• **The exercise**: Show every line below where "Jacob" can be found.
+ + + + + + +
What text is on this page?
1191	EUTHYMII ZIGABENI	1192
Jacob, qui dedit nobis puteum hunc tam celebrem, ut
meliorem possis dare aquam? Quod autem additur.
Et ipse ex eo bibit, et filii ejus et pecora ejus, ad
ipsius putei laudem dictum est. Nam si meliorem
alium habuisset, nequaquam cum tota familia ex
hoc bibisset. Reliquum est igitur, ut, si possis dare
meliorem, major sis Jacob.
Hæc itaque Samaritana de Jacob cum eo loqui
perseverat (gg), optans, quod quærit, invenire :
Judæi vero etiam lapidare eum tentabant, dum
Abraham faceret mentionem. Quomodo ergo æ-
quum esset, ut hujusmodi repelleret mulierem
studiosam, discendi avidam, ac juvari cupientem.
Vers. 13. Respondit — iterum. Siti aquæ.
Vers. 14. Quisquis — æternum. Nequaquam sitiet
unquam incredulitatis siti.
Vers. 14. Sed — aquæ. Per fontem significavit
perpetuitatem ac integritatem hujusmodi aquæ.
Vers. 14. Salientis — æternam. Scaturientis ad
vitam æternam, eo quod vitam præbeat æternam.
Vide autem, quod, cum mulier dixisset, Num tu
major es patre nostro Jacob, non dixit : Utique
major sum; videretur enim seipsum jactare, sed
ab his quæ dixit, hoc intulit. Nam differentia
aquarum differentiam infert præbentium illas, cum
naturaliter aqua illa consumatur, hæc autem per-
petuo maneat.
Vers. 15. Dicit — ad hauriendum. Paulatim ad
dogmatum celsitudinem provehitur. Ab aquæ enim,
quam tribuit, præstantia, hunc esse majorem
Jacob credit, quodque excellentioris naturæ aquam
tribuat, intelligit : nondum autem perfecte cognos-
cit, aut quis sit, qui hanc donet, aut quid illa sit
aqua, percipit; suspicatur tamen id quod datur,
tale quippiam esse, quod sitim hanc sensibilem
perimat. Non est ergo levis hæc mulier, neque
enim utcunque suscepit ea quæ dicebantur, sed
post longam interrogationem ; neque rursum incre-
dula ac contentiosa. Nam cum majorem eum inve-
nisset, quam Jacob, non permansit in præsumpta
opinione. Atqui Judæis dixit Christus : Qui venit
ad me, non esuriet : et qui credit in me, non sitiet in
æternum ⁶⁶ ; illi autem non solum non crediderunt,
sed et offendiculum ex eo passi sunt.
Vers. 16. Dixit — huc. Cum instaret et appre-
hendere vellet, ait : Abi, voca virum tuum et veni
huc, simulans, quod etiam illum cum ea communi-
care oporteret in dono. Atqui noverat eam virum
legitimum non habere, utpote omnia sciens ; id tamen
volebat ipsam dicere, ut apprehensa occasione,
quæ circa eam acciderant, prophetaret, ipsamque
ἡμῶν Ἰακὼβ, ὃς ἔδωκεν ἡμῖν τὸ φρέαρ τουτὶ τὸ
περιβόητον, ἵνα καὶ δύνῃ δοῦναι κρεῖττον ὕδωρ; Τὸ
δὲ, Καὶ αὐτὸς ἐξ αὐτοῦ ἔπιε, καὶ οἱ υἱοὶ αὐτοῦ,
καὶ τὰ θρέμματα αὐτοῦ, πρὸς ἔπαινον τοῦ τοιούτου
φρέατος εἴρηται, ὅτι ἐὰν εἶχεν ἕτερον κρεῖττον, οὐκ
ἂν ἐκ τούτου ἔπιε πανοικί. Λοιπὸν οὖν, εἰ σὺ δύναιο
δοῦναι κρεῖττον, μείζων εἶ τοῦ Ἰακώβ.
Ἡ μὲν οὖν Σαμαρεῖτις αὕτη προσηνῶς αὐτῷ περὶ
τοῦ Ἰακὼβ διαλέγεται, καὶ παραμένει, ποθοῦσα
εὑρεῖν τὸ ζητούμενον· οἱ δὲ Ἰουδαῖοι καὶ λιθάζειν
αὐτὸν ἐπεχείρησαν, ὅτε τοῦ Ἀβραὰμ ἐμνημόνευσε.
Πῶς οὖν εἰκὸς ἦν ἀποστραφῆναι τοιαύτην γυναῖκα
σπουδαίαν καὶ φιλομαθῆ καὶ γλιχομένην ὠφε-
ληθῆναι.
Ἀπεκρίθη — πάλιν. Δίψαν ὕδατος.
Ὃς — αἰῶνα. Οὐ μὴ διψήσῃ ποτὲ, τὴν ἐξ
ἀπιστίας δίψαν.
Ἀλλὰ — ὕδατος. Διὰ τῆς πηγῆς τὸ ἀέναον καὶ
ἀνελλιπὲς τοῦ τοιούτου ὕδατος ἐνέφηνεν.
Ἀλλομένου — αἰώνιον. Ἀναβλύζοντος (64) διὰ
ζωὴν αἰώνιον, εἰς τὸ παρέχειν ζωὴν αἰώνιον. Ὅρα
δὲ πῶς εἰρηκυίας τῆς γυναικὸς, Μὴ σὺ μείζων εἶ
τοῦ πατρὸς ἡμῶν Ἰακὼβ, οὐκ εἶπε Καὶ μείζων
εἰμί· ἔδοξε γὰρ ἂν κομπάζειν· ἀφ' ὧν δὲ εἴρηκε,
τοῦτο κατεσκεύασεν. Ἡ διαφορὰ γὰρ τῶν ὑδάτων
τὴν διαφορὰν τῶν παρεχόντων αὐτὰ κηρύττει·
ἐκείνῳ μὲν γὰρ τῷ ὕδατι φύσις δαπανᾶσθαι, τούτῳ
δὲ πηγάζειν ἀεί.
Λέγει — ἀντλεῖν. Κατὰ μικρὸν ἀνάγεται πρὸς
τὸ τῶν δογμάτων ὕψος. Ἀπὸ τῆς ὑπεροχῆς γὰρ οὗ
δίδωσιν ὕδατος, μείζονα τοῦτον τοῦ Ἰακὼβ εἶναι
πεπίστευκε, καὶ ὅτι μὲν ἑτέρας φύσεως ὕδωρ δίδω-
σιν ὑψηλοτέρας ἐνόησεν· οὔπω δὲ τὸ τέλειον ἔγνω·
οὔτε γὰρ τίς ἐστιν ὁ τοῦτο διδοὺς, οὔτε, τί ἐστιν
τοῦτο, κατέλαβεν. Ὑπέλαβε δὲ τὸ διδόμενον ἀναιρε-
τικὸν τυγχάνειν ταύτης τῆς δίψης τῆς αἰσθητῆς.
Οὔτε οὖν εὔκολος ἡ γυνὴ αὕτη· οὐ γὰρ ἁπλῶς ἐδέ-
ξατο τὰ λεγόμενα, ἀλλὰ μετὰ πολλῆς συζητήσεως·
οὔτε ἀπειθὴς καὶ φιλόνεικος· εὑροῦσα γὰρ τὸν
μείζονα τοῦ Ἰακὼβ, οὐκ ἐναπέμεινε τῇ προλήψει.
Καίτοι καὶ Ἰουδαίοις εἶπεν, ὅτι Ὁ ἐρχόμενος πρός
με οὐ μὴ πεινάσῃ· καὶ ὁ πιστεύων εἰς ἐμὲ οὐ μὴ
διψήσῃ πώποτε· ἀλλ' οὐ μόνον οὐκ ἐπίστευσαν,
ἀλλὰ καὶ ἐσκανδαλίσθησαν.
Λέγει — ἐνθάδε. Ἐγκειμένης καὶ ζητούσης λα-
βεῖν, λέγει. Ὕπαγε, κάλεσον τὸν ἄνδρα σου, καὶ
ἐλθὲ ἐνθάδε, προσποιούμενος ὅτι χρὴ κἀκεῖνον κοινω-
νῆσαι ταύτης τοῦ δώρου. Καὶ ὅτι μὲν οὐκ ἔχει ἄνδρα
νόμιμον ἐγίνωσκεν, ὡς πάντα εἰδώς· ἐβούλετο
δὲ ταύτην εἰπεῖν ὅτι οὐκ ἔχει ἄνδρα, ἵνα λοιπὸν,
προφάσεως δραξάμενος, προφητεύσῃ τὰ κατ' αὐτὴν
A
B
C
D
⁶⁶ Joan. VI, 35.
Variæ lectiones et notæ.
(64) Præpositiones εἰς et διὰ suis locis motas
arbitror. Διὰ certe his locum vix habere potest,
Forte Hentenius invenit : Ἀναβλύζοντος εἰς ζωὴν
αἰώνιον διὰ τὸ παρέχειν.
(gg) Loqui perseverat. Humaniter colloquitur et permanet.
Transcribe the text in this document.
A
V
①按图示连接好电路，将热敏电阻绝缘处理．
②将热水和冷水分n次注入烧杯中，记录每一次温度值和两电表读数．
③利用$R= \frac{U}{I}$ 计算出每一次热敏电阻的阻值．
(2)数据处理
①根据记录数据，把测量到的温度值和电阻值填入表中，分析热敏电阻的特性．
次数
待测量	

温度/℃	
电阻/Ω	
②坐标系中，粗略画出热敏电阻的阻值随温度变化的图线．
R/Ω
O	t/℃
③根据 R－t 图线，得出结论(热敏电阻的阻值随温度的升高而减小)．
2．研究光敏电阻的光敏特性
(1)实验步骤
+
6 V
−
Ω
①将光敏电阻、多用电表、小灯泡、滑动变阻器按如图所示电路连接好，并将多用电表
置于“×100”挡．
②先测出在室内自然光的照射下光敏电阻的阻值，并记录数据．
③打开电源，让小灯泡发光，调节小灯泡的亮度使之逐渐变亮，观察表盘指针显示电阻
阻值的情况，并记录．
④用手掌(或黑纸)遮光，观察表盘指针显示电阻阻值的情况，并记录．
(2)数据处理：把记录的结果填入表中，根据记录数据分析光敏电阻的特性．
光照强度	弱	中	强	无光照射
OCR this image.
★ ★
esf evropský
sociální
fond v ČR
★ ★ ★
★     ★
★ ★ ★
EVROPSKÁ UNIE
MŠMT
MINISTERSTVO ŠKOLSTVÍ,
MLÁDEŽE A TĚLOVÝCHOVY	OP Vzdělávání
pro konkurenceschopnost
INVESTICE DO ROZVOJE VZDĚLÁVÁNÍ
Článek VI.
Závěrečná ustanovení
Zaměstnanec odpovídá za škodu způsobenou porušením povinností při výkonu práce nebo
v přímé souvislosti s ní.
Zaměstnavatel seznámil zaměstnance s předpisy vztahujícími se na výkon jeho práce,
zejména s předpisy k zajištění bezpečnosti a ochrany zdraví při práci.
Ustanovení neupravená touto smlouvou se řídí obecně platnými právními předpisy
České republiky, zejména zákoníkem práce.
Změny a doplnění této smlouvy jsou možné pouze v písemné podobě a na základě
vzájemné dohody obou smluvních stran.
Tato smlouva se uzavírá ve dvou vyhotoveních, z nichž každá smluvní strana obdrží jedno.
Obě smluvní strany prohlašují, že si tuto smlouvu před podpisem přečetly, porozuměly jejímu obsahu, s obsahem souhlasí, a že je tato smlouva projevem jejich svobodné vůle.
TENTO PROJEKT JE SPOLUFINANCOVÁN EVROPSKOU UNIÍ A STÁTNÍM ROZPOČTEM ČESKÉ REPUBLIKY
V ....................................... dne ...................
+ + + + + + +
• **Exercise response**:
Jacob, qui dedit nobis puteum hunc tam celebrem, ut
meliorem, major sis Jacob.
Hæc itaque Samaritana de Jacob cum eo loqui
major es patre nostro Jacob, non dixit : Utique
Jacob credit, quodque excellentioris naturæ aquam
nisset, quam Jacob, non permansit in præsumpta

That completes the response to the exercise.